[Dataset records]
----
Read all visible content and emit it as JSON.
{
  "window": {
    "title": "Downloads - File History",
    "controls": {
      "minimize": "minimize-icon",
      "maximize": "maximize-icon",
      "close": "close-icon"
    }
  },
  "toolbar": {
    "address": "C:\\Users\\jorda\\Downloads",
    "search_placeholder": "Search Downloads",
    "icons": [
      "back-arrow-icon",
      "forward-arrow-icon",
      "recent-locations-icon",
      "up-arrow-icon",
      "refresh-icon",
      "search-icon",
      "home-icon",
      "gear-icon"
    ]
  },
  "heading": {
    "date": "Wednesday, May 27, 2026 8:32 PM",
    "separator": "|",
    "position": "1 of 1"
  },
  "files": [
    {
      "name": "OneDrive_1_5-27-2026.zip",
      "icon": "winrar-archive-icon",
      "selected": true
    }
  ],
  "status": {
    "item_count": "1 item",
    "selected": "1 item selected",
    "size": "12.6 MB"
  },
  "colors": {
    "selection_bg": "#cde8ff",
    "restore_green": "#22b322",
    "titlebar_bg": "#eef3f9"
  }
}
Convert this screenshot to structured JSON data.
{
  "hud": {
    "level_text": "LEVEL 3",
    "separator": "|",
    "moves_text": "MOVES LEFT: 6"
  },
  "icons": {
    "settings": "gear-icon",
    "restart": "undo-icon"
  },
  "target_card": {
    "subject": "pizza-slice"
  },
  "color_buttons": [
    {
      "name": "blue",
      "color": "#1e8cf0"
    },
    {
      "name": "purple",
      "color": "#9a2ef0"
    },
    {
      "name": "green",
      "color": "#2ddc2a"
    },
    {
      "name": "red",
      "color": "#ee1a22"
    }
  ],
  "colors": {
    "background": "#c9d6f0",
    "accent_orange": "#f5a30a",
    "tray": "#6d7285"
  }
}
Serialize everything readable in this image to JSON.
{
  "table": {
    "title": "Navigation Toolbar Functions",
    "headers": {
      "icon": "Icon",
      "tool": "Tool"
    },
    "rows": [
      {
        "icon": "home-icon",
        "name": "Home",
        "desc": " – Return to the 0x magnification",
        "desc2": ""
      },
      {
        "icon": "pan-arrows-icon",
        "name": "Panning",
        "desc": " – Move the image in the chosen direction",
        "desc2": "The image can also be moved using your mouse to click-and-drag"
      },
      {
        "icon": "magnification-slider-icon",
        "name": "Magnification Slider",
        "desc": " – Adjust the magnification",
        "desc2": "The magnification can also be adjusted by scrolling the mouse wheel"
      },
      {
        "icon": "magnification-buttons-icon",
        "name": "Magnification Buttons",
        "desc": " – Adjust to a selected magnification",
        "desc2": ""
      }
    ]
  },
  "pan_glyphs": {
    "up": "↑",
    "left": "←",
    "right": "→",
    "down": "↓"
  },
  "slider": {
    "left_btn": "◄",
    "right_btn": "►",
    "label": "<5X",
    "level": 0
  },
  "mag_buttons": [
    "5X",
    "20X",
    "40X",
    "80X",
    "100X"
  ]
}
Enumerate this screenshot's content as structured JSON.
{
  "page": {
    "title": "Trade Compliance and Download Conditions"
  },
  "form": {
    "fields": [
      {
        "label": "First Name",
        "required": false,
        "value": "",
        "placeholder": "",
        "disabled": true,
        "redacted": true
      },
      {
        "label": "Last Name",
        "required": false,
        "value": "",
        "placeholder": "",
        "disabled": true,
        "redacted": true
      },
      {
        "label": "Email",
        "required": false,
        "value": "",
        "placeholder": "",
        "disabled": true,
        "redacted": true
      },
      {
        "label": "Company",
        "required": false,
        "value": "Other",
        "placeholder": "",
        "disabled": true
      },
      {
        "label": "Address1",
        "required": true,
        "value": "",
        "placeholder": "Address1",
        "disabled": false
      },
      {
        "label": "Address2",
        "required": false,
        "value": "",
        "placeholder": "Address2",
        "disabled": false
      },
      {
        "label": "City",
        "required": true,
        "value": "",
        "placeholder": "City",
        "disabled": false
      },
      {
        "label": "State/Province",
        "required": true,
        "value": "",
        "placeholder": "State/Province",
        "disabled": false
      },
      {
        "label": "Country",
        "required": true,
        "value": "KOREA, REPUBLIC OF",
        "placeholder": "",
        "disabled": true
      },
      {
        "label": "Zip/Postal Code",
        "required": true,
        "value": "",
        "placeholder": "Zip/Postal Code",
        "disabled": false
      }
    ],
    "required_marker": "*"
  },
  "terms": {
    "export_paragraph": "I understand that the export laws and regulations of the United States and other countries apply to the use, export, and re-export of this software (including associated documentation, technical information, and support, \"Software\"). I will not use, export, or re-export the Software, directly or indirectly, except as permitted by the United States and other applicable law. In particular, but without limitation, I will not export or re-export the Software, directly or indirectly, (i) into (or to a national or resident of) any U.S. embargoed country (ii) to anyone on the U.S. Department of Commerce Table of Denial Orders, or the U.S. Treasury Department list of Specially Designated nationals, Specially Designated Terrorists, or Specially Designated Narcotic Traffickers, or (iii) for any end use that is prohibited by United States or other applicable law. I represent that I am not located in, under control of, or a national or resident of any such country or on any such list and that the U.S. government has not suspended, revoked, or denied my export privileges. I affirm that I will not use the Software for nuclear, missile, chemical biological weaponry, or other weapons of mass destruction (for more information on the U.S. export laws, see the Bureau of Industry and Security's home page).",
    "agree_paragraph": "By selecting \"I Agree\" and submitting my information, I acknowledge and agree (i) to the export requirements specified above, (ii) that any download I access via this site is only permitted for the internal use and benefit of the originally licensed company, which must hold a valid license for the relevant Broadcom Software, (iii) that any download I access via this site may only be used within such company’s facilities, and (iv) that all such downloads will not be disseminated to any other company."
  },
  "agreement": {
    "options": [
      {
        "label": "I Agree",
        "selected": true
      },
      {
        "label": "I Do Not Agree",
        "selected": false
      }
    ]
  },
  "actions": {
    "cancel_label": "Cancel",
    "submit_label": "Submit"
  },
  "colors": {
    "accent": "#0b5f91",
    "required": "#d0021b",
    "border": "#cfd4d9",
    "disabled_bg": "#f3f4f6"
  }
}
----
### [Stated goal]
Print the listing above in its entirety, with every line exact.

### [Final answer]
Read all visible content and emit it as JSON.
{
  "window": {
    "title": "Downloads - File History",
    "controls": {
      "minimize": "minimize-icon",
      "maximize": "maximize-icon",
      "close": "close-icon"
    }
  },
  "toolbar": {
    "address": "C:\\Users\\jorda\\Downloads",
    "search_placeholder": "Search Downloads",
    "icons": [
      "back-arrow-icon",
      "forward-arrow-icon",
      "recent-locations-icon",
      "up-arrow-icon",
      "refresh-icon",
      "search-icon",
      "home-icon",
      "gear-icon"
    ]
  },
  "heading": {
    "date": "Wednesday, May 27, 2026 8:32 PM",
    "separator": "|",
    "position": "1 of 1"
  },
  "files": [
    {
      "name": "OneDrive_1_5-27-2026.zip",
      "icon": "winrar-archive-icon",
      "selected": true
    }
  ],
  "status": {
    "item_count": "1 item",
    "selected": "1 item selected",
    "size": "12.6 MB"
  },
  "colors": {
    "selection_bg": "#cde8ff",
    "restore_green": "#22b322",
    "titlebar_bg": "#eef3f9"
  }
}
Convert this screenshot to structured JSON data.
{
  "hud": {
    "level_text": "LEVEL 3",
    "separator": "|",
    "moves_text": "MOVES LEFT: 6"
  },
  "icons": {
    "settings": "gear-icon",
    "restart": "undo-icon"
  },
  "target_card": {
    "subject": "pizza-slice"
  },
  "color_buttons": [
    {
      "name": "blue",
      "color": "#1e8cf0"
    },
    {
      "name": "purple",
      "color": "#9a2ef0"
    },
    {
      "name": "green",
      "color": "#2ddc2a"
    },
    {
      "name": "red",
      "color": "#ee1a22"
    }
  ],
  "colors": {
    "background": "#c9d6f0",
    "accent_orange": "#f5a30a",
    "tray": "#6d7285"
  }
}
Serialize everything readable in this image to JSON.
{
  "table": {
    "title": "Navigation Toolbar Functions",
    "headers": {
      "icon": "Icon",
      "tool": "Tool"
    },
    "rows": [
      {
        "icon": "home-icon",
        "name": "Home",
        "desc": " – Return to the 0x magnification",
        "desc2": ""
      },
      {
        "icon": "pan-arrows-icon",
        "name": "Panning",
        "desc": " – Move the image in the chosen direction",
        "desc2": "The image can also be moved using your mouse to click-and-drag"
      },
      {
        "icon": "magnification-slider-icon",
        "name": "Magnification Slider",
        "desc": " – Adjust the magnification",
        "desc2": "The magnification can also be adjusted by scrolling the mouse wheel"
      },
      {
        "icon": "magnification-buttons-icon",
        "name": "Magnification Buttons",
        "desc": " – Adjust to a selected magnification",
        "desc2": ""
      }
    ]
  },
  "pan_glyphs": {
    "up": "↑",
    "left": "←",
    "right": "→",
    "down": "↓"
  },
  "slider": {
    "left_btn": "◄",
    "right_btn": "►",
    "label": "<5X",
    "level": 0
  },
  "mag_buttons": [
    "5X",
    "20X",
    "40X",
    "80X",
    "100X"
  ]
}
Enumerate this screenshot's content as structured JSON.
{
  "page": {
    "title": "Trade Compliance and Download Conditions"
  },
  "form": {
    "fields": [
      {
        "label": "First Name",
        "required": false,
        "value": "",
        "placeholder": "",
        "disabled": true,
        "redacted": true
      },
      {
        "label": "Last Name",
        "required": false,
        "value": "",
        "placeholder": "",
        "disabled": true,
        "redacted": true
      },
      {
        "label": "Email",
        "required": false,
        "value": "",
        "placeholder": "",
        "disabled": true,
        "redacted": true
      },
      {
        "label": "Company",
        "required": false,
        "value": "Other",
        "placeholder": "",
        "disabled": true
      },
      {
        "label": "Address1",
        "required": true,
        "value": "",
        "placeholder": "Address1",
        "disabled": false
      },
      {
        "label": "Address2",
        "required": false,
        "value": "",
        "placeholder": "Address2",
        "disabled": false
      },
      {
        "label": "City",
        "required": true,
        "value": "",
        "placeholder": "City",
        "disabled": false
      },
      {
        "label": "State/Province",
        "required": true,
        "value": "",
        "placeholder": "State/Province",
        "disabled": false
      },
      {
        "label": "Country",
        "required": true,
        "value": "KOREA, REPUBLIC OF",
        "placeholder": "",
        "disabled": true
      },
      {
        "label": "Zip/Postal Code",
        "required": true,
        "value": "",
        "placeholder": "Zip/Postal Code",
        "disabled": false
      }
    ],
    "required_marker": "*"
  },
  "terms": {
    "export_paragraph": "I understand that the export laws and regulations of the United States and other countries apply to the use, export, and re-export of this software (including associated documentation, technical information, and support, \"Software\"). I will not use, export, or re-export the Software, directly or indirectly, except as permitted by the United States and other applicable law. In particular, but without limitation, I will not export or re-export the Software, directly or indirectly, (i) into (or to a national or resident of) any U.S. embargoed country (ii) to anyone on the U.S. Department of Commerce Table of Denial Orders, or the U.S. Treasury Department list of Specially Designated nationals, Specially Designated Terrorists, or Specially Designated Narcotic Traffickers, or (iii) for any end use that is prohibited by United States or other applicable law. I represent that I am not located in, under control of, or a national or resident of any such country or on any such list and that the U.S. government has not suspended, revoked, or denied my export privileges. I affirm that I will not use the Software for nuclear, missile, chemical biological weaponry, or other weapons of mass destruction (for more information on the U.S. export laws, see the Bureau of Industry and Security's home page).",
    "agree_paragraph": "By selecting \"I Agree\" and submitting my information, I acknowledge and agree (i) to the export requirements specified above, (ii) that any download I access via this site is only permitted for the internal use and benefit of the originally licensed company, which must hold a valid license for the relevant Broadcom Software, (iii) that any download I access via this site may only be used within such company’s facilities, and (iv) that all such downloads will not be disseminated to any other company."
  },
  "agreement": {
    "options": [
      {
        "label": "I Agree",
        "selected": true
      },
      {
        "label": "I Do Not Agree",
        "selected": false
      }
    ]
  },
  "actions": {
    "cancel_label": "Cancel",
    "submit_label": "Submit"
  },
  "colors": {
    "accent": "#0b5f91",
    "required": "#d0021b",
    "border": "#cfd4d9",
    "disabled_bg": "#f3f4f6"
  }
}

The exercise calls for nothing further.